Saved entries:
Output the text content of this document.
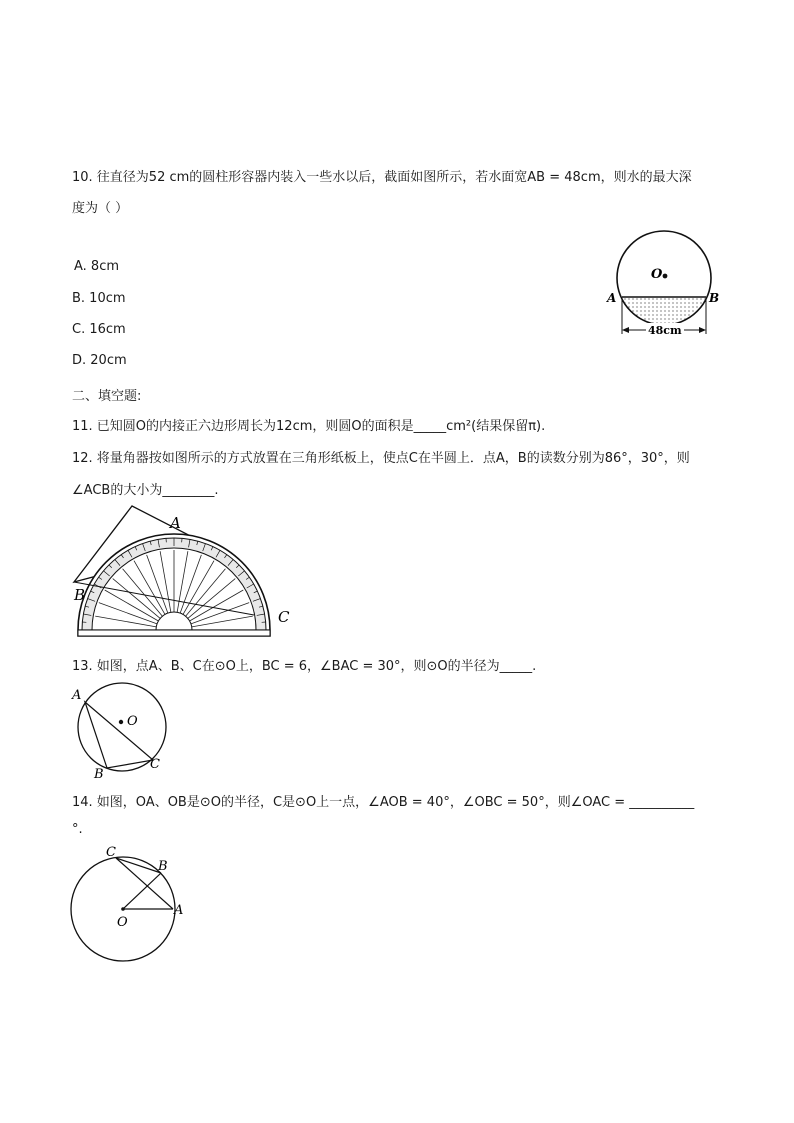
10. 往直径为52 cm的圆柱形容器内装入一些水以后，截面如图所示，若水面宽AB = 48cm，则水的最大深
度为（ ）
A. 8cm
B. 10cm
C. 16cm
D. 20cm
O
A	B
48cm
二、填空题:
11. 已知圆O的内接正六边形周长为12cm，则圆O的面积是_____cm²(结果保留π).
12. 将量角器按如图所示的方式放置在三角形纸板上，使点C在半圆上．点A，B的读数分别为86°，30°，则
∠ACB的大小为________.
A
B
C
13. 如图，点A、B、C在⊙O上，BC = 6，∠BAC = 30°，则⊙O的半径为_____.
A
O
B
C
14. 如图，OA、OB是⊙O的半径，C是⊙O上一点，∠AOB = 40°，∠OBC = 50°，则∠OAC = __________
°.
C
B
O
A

| Task to carry out |
Except for the pictures, copy every line of the records above exactly.

| Answer to this task |
Output the text content of this document.
10. 往直径为52 cm的圆柱形容器内装入一些水以后，截面如图所示，若水面宽AB = 48cm，则水的最大深
度为（ ）
A. 8cm
B. 10cm
C. 16cm
D. 20cm
O
A	B
48cm
二、填空题:
11. 已知圆O的内接正六边形周长为12cm，则圆O的面积是_____cm²(结果保留π).
12. 将量角器按如图所示的方式放置在三角形纸板上，使点C在半圆上．点A，B的读数分别为86°，30°，则
∠ACB的大小为________.
A
B
C
13. 如图，点A、B、C在⊙O上，BC = 6，∠BAC = 30°，则⊙O的半径为_____.
A
O
B
C
14. 如图，OA、OB是⊙O的半径，C是⊙O上一点，∠AOB = 40°，∠OBC = 50°，则∠OAC = __________
°.
C
B
O
A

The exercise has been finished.